DOCUMENT PASSAGE:
How to resize K8s cluster with kops, cluster-autoscaler to dynamically increase Masters - amazon-web-services

We have configured Kubernetes cluster on EC2 machines in our AWS account using kops tool (https://github.com/kubernetes/kops) and based on AWS posts (https://aws.amazon.com/blogs/compute/kubernetes-clusters-aws-kops/) as well as other resources.
We want to setup a K8s cluster of master and slaves such that:
It will automatically resize (both masters as well as nodes/slaves) based on system load.
Runs in Multi-AZ mode i.e. at least one master and one slave in every AZ (availability zone) in the same region for e.g. us-east-1a, us-east-1b, us-east-1c and so on.
We tried to configure the cluster in the following ways to achieve the above.
Created K8s cluster on AWS EC2 machines using kops this below configuration: node count=3, master count=3, zones=us-east-1c, us-east-1b, us-east-1a. We observed that a K8s cluster was created with 3 Master & 3 Slave Nodes. Each of the master and slave server was in each of the 3 AZ’s.
Then we tried to resize the Nodes/slaves in the cluster using (https://github.com/kubernetes/autoscaler/blob/master/cluster-autoscaler/cloudprovider/aws/examples/cluster-autoscaler-run-on-master.yaml). We set the node_asg_min to 3 and node_asg_max to 5. When we increased the workload on the slaves such that auto scale policy was triggered, we saw that additional (after the default 3 created during setup) slave nodes were spawned, and they did join the cluster in various AZ’s. This worked as expected. There is no question here.
We also wanted to set up the cluster such that the number of masters increases based on system load. Is there some way to achieve this? We tried a couple of approaches and results are shared below:
A) We were not sure if the cluster-auto scaler helps here, but nevertheless tried to resize the Masters in the cluster using (https://github.com/kubernetes/autoscaler/blob/master/cluster-autoscaler/cloudprovider/aws/examples/cluster-autoscaler-run-on-master.yaml). This is useful while creating a new cluster but was not useful to resize the number of masters in an existing cluster. We did not find a parameter to specify node_asg_min, node_asg_max for Master the way it is present for slave Nodes. Is there some way to achieve this?
B) We increased the count MIN from 1 to 3 in ASG (auto-scaling group), associated with one the three IG (instance group) for each master. We found that new instances were created. However, they did not join the master cluster. Is there some way to achieve this?
Could you please point us to steps, resources on how to do this correctly so that we could configure the number of masters to automatically resize based on system load and is in Multi-AZ mode?
Kind regards,
Shashi

There is no need to scale Master nodes.
Master components provide the cluster’s control plane. Master components make global decisions about the cluster (for example, scheduling), and detecting and responding to cluster events (starting up a new pod when a replication controller’s ‘replicas’ field is unsatisfied).

DATA SUPPLIED:
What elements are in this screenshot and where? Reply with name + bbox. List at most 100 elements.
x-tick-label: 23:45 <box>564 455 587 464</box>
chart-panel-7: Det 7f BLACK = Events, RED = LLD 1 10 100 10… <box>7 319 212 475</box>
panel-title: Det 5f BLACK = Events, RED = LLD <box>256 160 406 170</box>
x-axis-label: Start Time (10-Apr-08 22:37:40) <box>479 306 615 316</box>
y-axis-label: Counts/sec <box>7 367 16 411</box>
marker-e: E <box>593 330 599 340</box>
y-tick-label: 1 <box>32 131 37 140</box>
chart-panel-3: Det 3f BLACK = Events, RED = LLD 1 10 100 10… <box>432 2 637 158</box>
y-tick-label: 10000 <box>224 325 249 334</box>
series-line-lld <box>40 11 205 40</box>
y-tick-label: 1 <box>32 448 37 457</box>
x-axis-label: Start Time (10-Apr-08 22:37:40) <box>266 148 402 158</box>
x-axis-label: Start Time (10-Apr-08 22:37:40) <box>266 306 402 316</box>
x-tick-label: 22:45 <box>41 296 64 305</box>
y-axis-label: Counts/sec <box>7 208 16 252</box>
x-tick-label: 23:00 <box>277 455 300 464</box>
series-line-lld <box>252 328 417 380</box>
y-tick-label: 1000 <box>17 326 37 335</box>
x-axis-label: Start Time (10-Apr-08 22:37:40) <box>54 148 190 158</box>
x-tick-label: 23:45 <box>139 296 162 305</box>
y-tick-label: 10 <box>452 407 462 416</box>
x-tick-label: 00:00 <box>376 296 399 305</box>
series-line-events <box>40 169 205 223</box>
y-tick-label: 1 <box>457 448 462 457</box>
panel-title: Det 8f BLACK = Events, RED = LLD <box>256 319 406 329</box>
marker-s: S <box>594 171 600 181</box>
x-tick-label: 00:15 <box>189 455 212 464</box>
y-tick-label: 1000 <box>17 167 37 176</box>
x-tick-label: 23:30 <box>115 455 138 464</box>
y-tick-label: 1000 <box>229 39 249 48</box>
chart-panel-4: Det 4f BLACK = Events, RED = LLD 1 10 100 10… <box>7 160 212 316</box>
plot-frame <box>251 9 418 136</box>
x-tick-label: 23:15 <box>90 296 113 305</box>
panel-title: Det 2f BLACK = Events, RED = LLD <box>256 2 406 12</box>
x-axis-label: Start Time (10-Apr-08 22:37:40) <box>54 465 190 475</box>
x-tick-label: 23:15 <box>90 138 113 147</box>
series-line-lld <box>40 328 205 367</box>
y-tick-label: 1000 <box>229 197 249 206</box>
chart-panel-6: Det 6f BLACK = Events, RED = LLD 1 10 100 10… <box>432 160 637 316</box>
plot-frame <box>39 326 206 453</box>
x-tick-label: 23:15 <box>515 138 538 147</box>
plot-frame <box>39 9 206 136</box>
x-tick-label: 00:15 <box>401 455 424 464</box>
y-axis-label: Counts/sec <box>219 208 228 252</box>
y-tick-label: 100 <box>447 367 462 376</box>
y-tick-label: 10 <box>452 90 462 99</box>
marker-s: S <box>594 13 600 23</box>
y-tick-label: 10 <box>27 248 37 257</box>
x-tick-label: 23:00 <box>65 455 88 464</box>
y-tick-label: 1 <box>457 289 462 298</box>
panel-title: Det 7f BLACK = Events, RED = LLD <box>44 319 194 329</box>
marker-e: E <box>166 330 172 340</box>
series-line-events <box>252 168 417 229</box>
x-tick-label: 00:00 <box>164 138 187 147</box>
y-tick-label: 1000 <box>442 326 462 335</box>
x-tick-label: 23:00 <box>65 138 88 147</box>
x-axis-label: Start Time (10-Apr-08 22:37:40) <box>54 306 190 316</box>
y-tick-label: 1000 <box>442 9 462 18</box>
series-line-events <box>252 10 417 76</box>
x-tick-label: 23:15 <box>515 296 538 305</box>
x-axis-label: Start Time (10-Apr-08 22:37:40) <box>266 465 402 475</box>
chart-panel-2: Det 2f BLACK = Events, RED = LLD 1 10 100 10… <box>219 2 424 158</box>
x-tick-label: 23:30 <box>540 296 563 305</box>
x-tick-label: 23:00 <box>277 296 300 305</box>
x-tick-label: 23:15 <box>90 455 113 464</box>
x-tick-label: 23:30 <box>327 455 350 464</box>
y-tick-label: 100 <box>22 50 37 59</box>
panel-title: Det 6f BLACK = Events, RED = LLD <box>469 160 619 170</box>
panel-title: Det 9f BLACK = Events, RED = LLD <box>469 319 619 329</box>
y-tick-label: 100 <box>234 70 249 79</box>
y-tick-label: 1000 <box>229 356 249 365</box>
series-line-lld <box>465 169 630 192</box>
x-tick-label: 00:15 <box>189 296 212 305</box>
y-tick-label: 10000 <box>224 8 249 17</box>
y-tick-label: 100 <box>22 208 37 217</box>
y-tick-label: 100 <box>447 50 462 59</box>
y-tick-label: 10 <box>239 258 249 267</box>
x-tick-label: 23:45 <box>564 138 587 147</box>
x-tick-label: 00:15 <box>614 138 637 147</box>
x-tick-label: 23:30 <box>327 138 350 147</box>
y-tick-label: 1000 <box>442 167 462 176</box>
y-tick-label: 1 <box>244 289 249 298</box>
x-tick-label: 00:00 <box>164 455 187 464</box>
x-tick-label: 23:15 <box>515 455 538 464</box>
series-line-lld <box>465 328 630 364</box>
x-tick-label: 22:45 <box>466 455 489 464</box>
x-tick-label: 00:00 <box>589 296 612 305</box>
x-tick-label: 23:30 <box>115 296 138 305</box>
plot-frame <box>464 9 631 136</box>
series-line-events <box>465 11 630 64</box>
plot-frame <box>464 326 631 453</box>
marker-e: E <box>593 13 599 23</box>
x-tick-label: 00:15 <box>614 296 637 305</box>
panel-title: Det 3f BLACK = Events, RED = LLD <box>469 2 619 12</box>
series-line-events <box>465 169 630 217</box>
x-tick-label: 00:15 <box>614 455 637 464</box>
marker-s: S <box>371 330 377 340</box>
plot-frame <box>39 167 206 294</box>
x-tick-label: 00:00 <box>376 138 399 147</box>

WHAT THE TASK REQUIRES: Transcribe the Kubernetes cluster resizing thread between "B) We increased" and "field is unsatisfied).", inclusive.

RESPONSE:
B) We increased the count MIN from 1 to 3 in ASG (auto-scaling group), associated with one the three IG (instance group) for each master. We found that new instances were created. However, they did not join the master cluster. Is there some way to achieve this?
Could you please point us to steps, resources on how to do this correctly so that we could configure the number of masters to automatically resize based on system load and is in Multi-AZ mode?
Kind regards,
Shashi

There is no need to scale Master nodes.
Master components provide the cluster’s control plane. Master components make global decisions about the cluster (for example, scheduling), and detecting and responding to cluster events (starting up a new pod when a replication controller’s ‘replicas’ field is unsatisfied).